━━━ Passage shown ━━━
When fall season rolls in, this popular Japanese dessert “Sweet Potato” brings a nostalgic memory to many Japanese. Double baked in the oven, the mashed sweet potato dessert is served in its own shell for a unique presentation. It’s sweet and creamy and makes a wonderful autumn dessert or snack.
Does your culture use sweet potato in desserts? The Japanese absolutely adore sweet potato treats and often use it both savory and sweet dishes. You may have seen popular snacks like Daigaku Imo (Candied Sweet Potatoes) at the street stalls and Sweet Potato Pies at local bakeries in Japan.
Today I’m sharing Sweet Potato (スイートポテト) recipe. You may ask what I’m making with it. Well, I’m making double baked “Sweet Potato” and that’s the name of this dessert!
Watch How to Make Japanese Sweet Potato
When fall season rolls in, this popular Japanese dessert “Sweet Potato” brings a nostalgic memory to many Japanese. Double baked in the oven, the mashed sweet potato dessert is served in its own shell for a unique presentation. It’s sweet and creamy and makes a wonderful autumn dessert!
What is Japanese Sweet Potato Dessert?
Basically, it’s a dessert made out of sweet potato puree and served in the shells to make it look like an actual sweet potato itself (too many “sweet potatoes” in one sentence!). Your brain thinks you’re going to take a bite into a savory vegetable, but it turns out to be sweet, creamy and silky. And that’s what makes this dessert fun and surprising!
It gets confusing when the name of the dessert literally means Sweet Potato while it is made out of Japanese sweet potato. Why would we do that? “Sweet Potato” dessert was invented around Meiji period when Japan had a lot of western influence. This dessert made with Japanese sweet potato Satsumaimo (さつまいも), heavy cream, butter, and sugar was considered a western dessert. Therefore, instead of naming this dessert a Japanese name, it received the English name “Sweet Potato”, written in katakana スイートポテト.
Satsumaimo has purple-ish or reddish color skin and creamy white flesh that turns yellow after cooking. The taste is much sweeter than ordinary sweet potatoes found in the U.S, which makes it an ideal ingredient for making desserts.
Recipes Using Satsumaimo on Just One Cookbook
- Steamed Vegetables with Miso Sesame Sauce
- Kuri Kinton (Candied Chestnuts with Sweet Potatoes) for Japanese New Year
- Gluten Free Tempura
Creamy and Smooth Japanese Sweet Potato
The ultimate goal for this dessert include 3 important aspects:
- The silky and smooth texture of the satsumaimo puree.
- Sweet, but not overly sweet.
- Buttery, rich, and creamy taste.
These are the most important characteristics you look for when you eat Sweet Potato the dessert.
━━━ Given records ━━━
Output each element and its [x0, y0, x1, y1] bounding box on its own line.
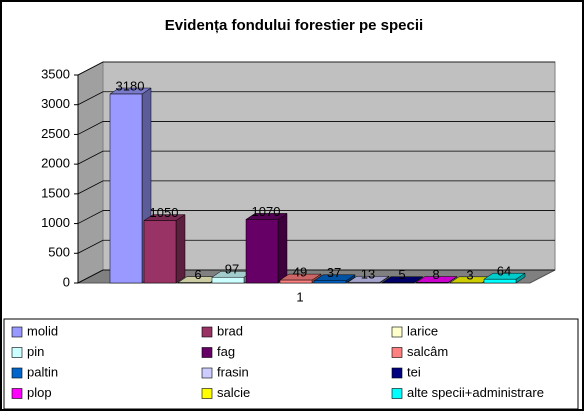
bar — [109, 93, 143, 284]
grid-line — [77, 150, 555, 165]
bar — [313, 280, 347, 284]
legend-swatch — [11, 367, 23, 379]
grid-line — [77, 210, 555, 224]
legend-label: plop — [27, 385, 52, 400]
legend-swatch — [11, 388, 23, 399]
bar — [245, 219, 279, 284]
grid-line — [77, 269, 555, 284]
y-tick-label: 3000 — [41, 96, 70, 111]
legend-label: salcâm — [407, 344, 448, 359]
legend-label: alte specii+administrare — [407, 385, 544, 400]
legend-label: larice — [407, 323, 438, 338]
legend-swatch — [391, 347, 403, 358]
legend-label: molid — [27, 323, 58, 338]
legend-label: frasin — [217, 364, 249, 379]
grid-line — [77, 91, 555, 106]
grid-line — [77, 239, 555, 254]
legend-swatch — [201, 326, 213, 338]
chart-title: Evidența fondului forestier pe specii — [165, 17, 423, 34]
legend-swatch — [11, 347, 23, 358]
y-tick-label: 0 — [63, 274, 70, 289]
y-tick-label: 2000 — [41, 156, 70, 171]
grid-line — [77, 180, 555, 195]
bar — [279, 279, 313, 284]
legend-box — [3, 318, 579, 410]
data-label: 5 — [398, 267, 405, 282]
data-label: 1070 — [252, 204, 281, 219]
y-tick-label: 500 — [48, 245, 70, 260]
data-label: 13 — [361, 267, 375, 282]
legend-swatch — [391, 367, 403, 379]
bar — [211, 276, 245, 284]
y-tick-label: 3500 — [41, 66, 70, 81]
grid-line — [77, 61, 555, 76]
data-label: 1050 — [150, 205, 179, 220]
bar-side — [175, 214, 186, 284]
data-label: 8 — [432, 267, 439, 282]
data-label: 49 — [293, 265, 307, 280]
bar-side — [277, 212, 288, 284]
legend-swatch — [11, 326, 23, 338]
x-tick-label: 1 — [296, 289, 303, 304]
legend-label: pin — [27, 344, 44, 359]
y-tick-label: 1500 — [41, 185, 70, 200]
data-label: 37 — [327, 265, 341, 280]
bar — [143, 220, 177, 284]
legend-swatch — [201, 347, 213, 358]
legend-label: salcie — [217, 385, 250, 400]
data-label: 6 — [194, 267, 201, 282]
data-label: 97 — [225, 262, 239, 277]
grid-line — [77, 121, 555, 135]
legend-label: fag — [217, 344, 235, 359]
legend-swatch — [391, 388, 403, 399]
legend-label: brad — [217, 323, 243, 338]
legend-label: tei — [407, 364, 421, 379]
side-wall — [77, 61, 104, 284]
y-tick-label: 1000 — [41, 215, 70, 230]
bar — [483, 278, 517, 284]
data-label: 3180 — [116, 78, 145, 93]
y-tick-label: 2500 — [41, 126, 70, 141]
legend-label: paltin — [27, 364, 58, 379]
legend-swatch — [201, 388, 213, 399]
data-label: 64 — [497, 264, 511, 279]
legend-swatch — [201, 367, 213, 379]
bar — [347, 281, 381, 284]
data-label: 3 — [466, 267, 473, 282]
legend-swatch — [391, 326, 403, 338]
━━━
_Short task 1_
According to the sweet potato dessert passage, around what period was the "Sweet Potato" dessert invented?
_Short task 2_
Continue the sweet potato dessert passage from its last sentence.
The entries are separate material and have no connection to the sweet potato dessert passage.

_Right answer 1_
Around the Meiji period.

_Right answer 2_
3 Tips to Make Successful Japanese Sweet Potato
It’s a simple recipe, but if you don’t pay close attention, your Sweet Potato may end up looking rather sad and can taste worse than the actual baked sweet potatoes. So don’t miss these three tips!
1. Adjust the amount of ingredients for a smooth and creamy puree
Sweet potatoes vary in sizes and each one weighs differently. I strongly recommend weighing them and make an adjustment if necessary after comparing with my recipe. If yours weigh more, then you will need to modify the amount of butter, sugar, and heavy cream. This ensures the right texture of the puree.
Without the right amount of ingredients, your puree will turn into a big lump and won’t be even smooth and creamy. I know so because I’ve failed a few times by following too closely to my own old measurement without any alteration.
2. Keep a 5 mm wall to create sturdy shells
When you scoop out the flesh, create a sweet potato shell with a 5 mm (1/4 inch) wall. Don’t carve out too much flesh because if your wall is thinner, the wall cannot support itself.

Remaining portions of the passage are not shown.